Collection entries
------------

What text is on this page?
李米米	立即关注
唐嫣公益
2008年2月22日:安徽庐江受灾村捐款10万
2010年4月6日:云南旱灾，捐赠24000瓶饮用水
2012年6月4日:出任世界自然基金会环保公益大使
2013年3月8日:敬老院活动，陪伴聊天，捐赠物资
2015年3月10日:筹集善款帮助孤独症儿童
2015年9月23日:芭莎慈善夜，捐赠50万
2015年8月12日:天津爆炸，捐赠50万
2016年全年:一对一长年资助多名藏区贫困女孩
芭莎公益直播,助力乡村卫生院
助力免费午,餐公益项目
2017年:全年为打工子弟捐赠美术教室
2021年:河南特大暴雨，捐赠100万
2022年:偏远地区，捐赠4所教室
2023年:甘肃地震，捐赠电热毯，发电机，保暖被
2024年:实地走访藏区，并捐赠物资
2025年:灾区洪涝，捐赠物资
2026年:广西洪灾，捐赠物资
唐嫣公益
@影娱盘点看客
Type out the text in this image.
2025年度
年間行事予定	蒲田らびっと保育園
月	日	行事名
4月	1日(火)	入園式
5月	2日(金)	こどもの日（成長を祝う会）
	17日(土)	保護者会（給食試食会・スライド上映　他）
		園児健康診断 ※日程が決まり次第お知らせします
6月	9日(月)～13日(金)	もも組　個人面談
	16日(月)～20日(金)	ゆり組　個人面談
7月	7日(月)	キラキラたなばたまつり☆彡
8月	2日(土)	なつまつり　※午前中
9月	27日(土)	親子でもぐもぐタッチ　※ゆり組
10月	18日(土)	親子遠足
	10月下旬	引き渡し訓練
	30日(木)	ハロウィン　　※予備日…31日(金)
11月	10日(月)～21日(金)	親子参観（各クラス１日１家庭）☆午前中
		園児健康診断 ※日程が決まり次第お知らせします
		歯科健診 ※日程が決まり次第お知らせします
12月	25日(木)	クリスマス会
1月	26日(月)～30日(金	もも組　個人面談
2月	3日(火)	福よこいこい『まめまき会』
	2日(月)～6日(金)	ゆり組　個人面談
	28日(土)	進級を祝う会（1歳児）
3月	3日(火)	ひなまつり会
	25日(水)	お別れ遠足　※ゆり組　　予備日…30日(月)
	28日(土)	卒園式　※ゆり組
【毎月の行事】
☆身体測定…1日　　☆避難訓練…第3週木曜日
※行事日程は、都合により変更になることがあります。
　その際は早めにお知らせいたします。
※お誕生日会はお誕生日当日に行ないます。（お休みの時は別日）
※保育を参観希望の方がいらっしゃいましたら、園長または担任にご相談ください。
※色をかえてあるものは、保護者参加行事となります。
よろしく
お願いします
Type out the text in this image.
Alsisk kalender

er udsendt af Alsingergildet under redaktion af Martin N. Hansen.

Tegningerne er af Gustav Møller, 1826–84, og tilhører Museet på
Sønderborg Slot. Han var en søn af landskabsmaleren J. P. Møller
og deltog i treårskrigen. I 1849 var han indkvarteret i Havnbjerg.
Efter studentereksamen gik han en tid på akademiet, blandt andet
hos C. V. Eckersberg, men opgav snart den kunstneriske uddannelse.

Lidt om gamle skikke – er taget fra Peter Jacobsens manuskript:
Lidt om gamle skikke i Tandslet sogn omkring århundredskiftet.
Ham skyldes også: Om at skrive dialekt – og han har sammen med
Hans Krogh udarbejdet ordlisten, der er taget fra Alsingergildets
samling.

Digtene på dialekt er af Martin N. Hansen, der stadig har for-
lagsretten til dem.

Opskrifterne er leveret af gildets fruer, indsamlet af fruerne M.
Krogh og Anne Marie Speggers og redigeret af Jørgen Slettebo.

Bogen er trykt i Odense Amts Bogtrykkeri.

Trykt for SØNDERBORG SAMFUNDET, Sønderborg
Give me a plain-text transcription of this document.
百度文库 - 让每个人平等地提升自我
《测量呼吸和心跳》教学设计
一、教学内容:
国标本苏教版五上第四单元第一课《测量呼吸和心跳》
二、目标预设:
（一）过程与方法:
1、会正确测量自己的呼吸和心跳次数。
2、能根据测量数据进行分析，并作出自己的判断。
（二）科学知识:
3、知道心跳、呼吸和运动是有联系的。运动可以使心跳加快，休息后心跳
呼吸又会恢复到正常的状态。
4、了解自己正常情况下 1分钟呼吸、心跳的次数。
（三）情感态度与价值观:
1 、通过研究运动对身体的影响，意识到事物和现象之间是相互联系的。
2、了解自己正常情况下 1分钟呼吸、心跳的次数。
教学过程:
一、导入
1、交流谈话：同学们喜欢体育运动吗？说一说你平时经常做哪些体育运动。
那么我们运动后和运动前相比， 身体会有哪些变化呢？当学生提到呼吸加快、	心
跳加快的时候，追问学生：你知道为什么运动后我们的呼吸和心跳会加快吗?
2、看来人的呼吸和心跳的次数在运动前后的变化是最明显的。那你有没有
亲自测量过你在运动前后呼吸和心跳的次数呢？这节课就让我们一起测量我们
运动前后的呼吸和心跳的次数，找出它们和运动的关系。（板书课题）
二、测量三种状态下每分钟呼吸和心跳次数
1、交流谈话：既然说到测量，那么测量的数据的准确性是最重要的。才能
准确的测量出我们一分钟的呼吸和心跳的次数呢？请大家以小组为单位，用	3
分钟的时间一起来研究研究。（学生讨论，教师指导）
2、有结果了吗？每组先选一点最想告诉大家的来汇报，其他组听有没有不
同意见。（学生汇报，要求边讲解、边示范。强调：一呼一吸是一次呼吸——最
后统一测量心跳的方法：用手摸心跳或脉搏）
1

------------

Instructions for the task = Copy down the whole of the data above, matching it exactly.

Full output =
What text is on this page?
李米米	立即关注
唐嫣公益
2008年2月22日:安徽庐江受灾村捐款10万
2010年4月6日:云南旱灾，捐赠24000瓶饮用水
2012年6月4日:出任世界自然基金会环保公益大使
2013年3月8日:敬老院活动，陪伴聊天，捐赠物资
2015年3月10日:筹集善款帮助孤独症儿童
2015年9月23日:芭莎慈善夜，捐赠50万
2015年8月12日:天津爆炸，捐赠50万
2016年全年:一对一长年资助多名藏区贫困女孩
芭莎公益直播,助力乡村卫生院
助力免费午,餐公益项目
2017年:全年为打工子弟捐赠美术教室
2021年:河南特大暴雨，捐赠100万
2022年:偏远地区，捐赠4所教室
2023年:甘肃地震，捐赠电热毯，发电机，保暖被
2024年:实地走访藏区，并捐赠物资
2025年:灾区洪涝，捐赠物资
2026年:广西洪灾，捐赠物资
唐嫣公益
@影娱盘点看客
Type out the text in this image.
2025年度
年間行事予定	蒲田らびっと保育園
月	日	行事名
4月	1日(火)	入園式
5月	2日(金)	こどもの日（成長を祝う会）
	17日(土)	保護者会（給食試食会・スライド上映　他）
		園児健康診断 ※日程が決まり次第お知らせします
6月	9日(月)～13日(金)	もも組　個人面談
	16日(月)～20日(金)	ゆり組　個人面談
7月	7日(月)	キラキラたなばたまつり☆彡
8月	2日(土)	なつまつり　※午前中
9月	27日(土)	親子でもぐもぐタッチ　※ゆり組
10月	18日(土)	親子遠足
	10月下旬	引き渡し訓練
	30日(木)	ハロウィン　　※予備日…31日(金)
11月	10日(月)～21日(金)	親子参観（各クラス１日１家庭）☆午前中
		園児健康診断 ※日程が決まり次第お知らせします
		歯科健診 ※日程が決まり次第お知らせします
12月	25日(木)	クリスマス会
1月	26日(月)～30日(金	もも組　個人面談
2月	3日(火)	福よこいこい『まめまき会』
	2日(月)～6日(金)	ゆり組　個人面談
	28日(土)	進級を祝う会（1歳児）
3月	3日(火)	ひなまつり会
	25日(水)	お別れ遠足　※ゆり組　　予備日…30日(月)
	28日(土)	卒園式　※ゆり組
【毎月の行事】
☆身体測定…1日　　☆避難訓練…第3週木曜日
※行事日程は、都合により変更になることがあります。
　その際は早めにお知らせいたします。
※お誕生日会はお誕生日当日に行ないます。（お休みの時は別日）
※保育を参観希望の方がいらっしゃいましたら、園長または担任にご相談ください。
※色をかえてあるものは、保護者参加行事となります。
よろしく
お願いします
Type out the text in this image.
Alsisk kalender

er udsendt af Alsingergildet under redaktion af Martin N. Hansen.

Tegningerne er af Gustav Møller, 1826–84, og tilhører Museet på
Sønderborg Slot. Han var en søn af landskabsmaleren J. P. Møller
og deltog i treårskrigen. I 1849 var han indkvarteret i Havnbjerg.
Efter studentereksamen gik han en tid på akademiet, blandt andet
hos C. V. Eckersberg, men opgav snart den kunstneriske uddannelse.

Lidt om gamle skikke – er taget fra Peter Jacobsens manuskript:
Lidt om gamle skikke i Tandslet sogn omkring århundredskiftet.
Ham skyldes også: Om at skrive dialekt – og han har sammen med
Hans Krogh udarbejdet ordlisten, der er taget fra Alsingergildets
samling.

Digtene på dialekt er af Martin N. Hansen, der stadig har for-
lagsretten til dem.

Opskrifterne er leveret af gildets fruer, indsamlet af fruerne M.
Krogh og Anne Marie Speggers og redigeret af Jørgen Slettebo.

Bogen er trykt i Odense Amts Bogtrykkeri.

Trykt for SØNDERBORG SAMFUNDET, Sønderborg
Give me a plain-text transcription of this document.
百度文库 - 让每个人平等地提升自我
《测量呼吸和心跳》教学设计
一、教学内容:
国标本苏教版五上第四单元第一课《测量呼吸和心跳》
二、目标预设:
（一）过程与方法:
1、会正确测量自己的呼吸和心跳次数。
2、能根据测量数据进行分析，并作出自己的判断。
（二）科学知识:
3、知道心跳、呼吸和运动是有联系的。运动可以使心跳加快，休息后心跳
呼吸又会恢复到正常的状态。
4、了解自己正常情况下 1分钟呼吸、心跳的次数。
（三）情感态度与价值观:
1 、通过研究运动对身体的影响，意识到事物和现象之间是相互联系的。
2、了解自己正常情况下 1分钟呼吸、心跳的次数。
教学过程:
一、导入
1、交流谈话：同学们喜欢体育运动吗？说一说你平时经常做哪些体育运动。
那么我们运动后和运动前相比， 身体会有哪些变化呢？当学生提到呼吸加快、	心
跳加快的时候，追问学生：你知道为什么运动后我们的呼吸和心跳会加快吗?
2、看来人的呼吸和心跳的次数在运动前后的变化是最明显的。那你有没有
亲自测量过你在运动前后呼吸和心跳的次数呢？这节课就让我们一起测量我们
运动前后的呼吸和心跳的次数，找出它们和运动的关系。（板书课题）
二、测量三种状态下每分钟呼吸和心跳次数
1、交流谈话：既然说到测量，那么测量的数据的准确性是最重要的。才能
准确的测量出我们一分钟的呼吸和心跳的次数呢？请大家以小组为单位，用	3
分钟的时间一起来研究研究。（学生讨论，教师指导）
2、有结果了吗？每组先选一点最想告诉大家的来汇报，其他组听有没有不
同意见。（学生汇报，要求边讲解、边示范。强调：一呼一吸是一次呼吸——最
后统一测量心跳的方法：用手摸心跳或脉搏）
1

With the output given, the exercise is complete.